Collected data

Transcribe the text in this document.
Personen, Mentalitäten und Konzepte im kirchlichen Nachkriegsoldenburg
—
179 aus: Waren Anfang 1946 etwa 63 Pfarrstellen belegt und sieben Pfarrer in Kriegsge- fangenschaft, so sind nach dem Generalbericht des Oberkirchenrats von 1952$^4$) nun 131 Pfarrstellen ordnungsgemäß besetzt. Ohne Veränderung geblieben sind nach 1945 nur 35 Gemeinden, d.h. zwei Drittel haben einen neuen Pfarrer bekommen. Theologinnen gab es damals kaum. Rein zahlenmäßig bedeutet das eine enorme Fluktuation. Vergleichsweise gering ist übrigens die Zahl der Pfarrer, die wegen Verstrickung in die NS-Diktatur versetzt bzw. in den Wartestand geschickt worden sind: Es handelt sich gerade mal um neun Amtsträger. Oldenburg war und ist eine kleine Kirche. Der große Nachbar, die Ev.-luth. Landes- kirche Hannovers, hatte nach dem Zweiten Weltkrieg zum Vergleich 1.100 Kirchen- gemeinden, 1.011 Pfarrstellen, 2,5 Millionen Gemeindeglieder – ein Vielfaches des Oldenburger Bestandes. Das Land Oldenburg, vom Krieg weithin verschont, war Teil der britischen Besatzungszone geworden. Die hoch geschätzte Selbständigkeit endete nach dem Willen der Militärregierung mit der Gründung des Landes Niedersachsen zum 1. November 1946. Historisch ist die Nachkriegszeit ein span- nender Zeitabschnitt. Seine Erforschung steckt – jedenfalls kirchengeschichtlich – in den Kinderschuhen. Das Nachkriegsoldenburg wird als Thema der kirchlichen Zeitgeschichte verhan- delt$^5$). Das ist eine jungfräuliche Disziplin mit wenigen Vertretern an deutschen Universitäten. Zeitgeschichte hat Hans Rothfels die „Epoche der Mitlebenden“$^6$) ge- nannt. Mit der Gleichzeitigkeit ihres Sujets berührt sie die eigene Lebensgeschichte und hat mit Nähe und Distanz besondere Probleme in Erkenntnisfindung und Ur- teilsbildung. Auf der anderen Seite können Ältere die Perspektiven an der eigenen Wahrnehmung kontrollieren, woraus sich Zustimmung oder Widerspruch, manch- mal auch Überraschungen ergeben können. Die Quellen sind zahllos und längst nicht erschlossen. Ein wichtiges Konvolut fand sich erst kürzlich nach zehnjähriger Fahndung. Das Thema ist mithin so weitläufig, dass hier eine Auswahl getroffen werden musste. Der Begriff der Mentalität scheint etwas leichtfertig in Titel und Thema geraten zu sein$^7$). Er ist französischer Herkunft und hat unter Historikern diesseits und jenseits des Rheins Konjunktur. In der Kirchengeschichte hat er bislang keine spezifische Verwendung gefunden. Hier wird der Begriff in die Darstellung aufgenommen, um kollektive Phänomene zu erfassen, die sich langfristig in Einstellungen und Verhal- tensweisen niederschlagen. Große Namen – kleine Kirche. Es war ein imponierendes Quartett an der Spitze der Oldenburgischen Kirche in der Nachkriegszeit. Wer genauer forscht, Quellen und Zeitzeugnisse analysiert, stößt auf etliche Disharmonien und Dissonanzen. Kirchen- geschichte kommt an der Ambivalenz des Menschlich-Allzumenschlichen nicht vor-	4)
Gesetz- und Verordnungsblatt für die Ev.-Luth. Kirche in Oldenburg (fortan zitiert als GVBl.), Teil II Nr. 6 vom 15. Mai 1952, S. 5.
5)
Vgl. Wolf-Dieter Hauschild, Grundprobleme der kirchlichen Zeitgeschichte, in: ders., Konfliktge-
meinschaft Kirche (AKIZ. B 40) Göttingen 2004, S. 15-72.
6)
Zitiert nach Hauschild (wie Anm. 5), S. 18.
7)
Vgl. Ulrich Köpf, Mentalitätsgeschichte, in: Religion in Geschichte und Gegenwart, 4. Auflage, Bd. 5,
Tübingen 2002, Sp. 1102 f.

* * *

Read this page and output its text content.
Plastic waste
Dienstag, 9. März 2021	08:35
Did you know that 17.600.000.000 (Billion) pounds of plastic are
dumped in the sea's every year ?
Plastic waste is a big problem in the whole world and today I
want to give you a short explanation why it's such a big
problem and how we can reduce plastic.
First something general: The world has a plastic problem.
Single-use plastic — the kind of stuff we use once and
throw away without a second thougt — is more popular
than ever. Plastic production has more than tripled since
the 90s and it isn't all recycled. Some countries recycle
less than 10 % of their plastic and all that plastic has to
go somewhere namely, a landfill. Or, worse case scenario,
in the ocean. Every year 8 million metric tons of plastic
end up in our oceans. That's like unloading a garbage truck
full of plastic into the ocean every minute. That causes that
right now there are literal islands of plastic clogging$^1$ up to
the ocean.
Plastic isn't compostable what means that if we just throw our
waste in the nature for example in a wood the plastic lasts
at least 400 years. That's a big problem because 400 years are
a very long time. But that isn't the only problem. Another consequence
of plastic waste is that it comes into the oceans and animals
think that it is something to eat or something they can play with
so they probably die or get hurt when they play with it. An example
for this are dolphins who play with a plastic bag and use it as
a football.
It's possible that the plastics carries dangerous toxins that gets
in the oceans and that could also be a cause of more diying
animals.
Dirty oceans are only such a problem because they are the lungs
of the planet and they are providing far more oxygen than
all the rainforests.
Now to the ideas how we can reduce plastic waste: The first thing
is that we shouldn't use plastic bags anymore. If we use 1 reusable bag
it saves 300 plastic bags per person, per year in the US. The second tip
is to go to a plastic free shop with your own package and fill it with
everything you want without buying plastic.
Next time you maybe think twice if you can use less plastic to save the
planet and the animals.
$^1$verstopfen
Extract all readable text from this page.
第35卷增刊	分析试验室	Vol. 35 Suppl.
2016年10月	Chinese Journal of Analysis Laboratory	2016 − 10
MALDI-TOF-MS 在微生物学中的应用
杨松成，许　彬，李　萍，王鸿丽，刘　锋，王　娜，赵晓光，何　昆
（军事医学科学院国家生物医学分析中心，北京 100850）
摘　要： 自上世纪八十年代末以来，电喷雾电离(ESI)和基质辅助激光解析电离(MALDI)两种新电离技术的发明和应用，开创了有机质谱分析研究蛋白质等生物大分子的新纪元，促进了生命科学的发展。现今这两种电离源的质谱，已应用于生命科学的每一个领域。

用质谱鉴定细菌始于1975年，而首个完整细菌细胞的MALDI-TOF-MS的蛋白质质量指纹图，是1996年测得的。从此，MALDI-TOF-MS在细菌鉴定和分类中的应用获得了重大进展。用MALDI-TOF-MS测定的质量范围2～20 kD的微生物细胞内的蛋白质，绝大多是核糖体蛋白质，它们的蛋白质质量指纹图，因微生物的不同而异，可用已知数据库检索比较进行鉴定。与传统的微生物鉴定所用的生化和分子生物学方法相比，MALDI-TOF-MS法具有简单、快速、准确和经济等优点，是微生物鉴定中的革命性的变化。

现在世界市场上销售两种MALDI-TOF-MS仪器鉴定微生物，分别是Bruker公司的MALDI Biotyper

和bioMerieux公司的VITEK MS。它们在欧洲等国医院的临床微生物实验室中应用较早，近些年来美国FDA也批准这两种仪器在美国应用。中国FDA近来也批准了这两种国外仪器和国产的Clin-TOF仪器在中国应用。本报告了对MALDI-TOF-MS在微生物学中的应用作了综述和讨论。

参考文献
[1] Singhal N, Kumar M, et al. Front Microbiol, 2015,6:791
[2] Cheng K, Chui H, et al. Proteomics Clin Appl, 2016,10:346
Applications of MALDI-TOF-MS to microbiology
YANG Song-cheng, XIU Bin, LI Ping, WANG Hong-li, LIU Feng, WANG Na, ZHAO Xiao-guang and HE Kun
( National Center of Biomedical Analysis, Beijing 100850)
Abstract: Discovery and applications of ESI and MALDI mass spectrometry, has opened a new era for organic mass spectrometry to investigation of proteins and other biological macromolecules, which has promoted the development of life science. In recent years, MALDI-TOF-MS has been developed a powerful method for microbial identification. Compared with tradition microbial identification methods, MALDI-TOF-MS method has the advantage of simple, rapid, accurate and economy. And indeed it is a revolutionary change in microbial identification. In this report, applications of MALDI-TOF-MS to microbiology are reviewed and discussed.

--

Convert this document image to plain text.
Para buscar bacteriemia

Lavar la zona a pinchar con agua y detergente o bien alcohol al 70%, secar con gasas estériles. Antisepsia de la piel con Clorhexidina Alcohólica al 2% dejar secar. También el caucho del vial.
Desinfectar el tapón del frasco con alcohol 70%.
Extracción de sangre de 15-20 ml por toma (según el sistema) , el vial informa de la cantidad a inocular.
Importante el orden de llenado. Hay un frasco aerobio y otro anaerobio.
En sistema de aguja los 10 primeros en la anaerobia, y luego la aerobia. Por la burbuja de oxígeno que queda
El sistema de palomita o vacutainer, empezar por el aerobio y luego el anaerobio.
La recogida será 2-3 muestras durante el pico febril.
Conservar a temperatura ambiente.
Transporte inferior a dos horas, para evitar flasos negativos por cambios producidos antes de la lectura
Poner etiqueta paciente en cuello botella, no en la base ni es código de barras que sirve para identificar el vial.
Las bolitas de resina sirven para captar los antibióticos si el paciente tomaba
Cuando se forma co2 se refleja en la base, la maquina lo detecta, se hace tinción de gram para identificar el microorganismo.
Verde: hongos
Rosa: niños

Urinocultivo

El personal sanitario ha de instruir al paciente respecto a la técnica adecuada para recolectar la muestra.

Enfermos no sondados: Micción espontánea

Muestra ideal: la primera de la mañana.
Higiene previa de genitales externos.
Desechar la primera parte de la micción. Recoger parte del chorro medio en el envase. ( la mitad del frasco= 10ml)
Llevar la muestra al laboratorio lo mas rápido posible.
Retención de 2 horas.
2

*THE TASK*. The answer is a number alone: how many lines of the data contain the string "they"?

*RESULT OF THIS EXERCISE*. 4